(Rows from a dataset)
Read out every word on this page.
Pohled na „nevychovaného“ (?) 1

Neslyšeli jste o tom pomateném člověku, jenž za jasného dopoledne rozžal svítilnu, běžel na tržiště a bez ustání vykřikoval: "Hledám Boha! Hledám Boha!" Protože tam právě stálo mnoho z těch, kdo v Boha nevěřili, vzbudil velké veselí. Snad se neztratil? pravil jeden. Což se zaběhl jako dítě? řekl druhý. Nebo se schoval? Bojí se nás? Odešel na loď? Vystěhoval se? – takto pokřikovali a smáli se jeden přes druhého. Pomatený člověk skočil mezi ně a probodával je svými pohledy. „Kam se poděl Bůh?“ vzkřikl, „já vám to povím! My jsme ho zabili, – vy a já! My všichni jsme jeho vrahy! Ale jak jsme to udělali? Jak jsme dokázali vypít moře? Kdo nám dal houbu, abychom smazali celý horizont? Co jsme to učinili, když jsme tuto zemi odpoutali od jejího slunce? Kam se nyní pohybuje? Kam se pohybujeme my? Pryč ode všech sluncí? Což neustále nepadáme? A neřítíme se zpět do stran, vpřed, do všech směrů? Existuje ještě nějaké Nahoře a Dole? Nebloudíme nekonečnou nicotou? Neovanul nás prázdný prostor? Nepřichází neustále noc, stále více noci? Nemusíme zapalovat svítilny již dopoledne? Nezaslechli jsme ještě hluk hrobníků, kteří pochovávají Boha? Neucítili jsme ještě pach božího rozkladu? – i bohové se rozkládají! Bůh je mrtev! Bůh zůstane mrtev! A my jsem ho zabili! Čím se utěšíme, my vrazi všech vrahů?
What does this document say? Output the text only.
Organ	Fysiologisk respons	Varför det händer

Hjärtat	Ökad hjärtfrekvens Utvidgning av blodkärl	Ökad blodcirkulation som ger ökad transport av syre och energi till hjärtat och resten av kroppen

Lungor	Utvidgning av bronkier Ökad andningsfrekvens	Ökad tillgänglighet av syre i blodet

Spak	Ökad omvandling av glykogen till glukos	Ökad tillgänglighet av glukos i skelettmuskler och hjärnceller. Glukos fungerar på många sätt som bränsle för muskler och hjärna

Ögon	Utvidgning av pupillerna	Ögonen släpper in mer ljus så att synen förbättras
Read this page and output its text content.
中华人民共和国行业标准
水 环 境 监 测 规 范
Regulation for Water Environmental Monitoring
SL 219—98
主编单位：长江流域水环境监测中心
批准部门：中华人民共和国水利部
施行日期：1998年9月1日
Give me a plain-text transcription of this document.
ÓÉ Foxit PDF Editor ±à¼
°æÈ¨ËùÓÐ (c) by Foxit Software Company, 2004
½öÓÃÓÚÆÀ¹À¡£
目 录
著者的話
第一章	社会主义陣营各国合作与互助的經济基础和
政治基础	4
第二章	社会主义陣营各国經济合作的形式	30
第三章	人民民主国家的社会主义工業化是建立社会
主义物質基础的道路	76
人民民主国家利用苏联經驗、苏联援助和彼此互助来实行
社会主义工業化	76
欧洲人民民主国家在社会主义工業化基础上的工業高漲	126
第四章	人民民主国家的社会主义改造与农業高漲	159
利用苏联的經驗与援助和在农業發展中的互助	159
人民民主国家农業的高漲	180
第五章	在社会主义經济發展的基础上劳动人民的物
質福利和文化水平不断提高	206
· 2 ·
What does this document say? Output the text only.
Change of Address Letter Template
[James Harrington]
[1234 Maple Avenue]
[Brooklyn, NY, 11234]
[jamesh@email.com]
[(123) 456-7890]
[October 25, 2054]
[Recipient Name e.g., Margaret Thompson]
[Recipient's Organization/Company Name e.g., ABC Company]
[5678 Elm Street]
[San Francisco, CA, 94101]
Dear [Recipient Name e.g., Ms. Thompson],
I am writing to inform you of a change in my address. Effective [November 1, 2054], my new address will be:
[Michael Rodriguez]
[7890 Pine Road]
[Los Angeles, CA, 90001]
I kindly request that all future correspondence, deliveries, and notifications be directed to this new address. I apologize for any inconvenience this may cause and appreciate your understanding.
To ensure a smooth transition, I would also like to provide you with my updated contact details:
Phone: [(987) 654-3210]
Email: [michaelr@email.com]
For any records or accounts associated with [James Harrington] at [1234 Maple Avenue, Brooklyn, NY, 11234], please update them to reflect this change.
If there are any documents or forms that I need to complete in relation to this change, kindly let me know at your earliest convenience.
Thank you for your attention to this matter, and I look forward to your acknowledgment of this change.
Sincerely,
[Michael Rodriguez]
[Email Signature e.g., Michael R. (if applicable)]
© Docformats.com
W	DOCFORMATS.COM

## [Directions]
Copy out each line in the listing that has the word "Recipient".

## [Answer for the task]
[Recipient Name e.g., Margaret Thompson]
[Recipient's Organization/Company Name e.g., ABC Company]
Dear [Recipient Name e.g., Ms. Thompson],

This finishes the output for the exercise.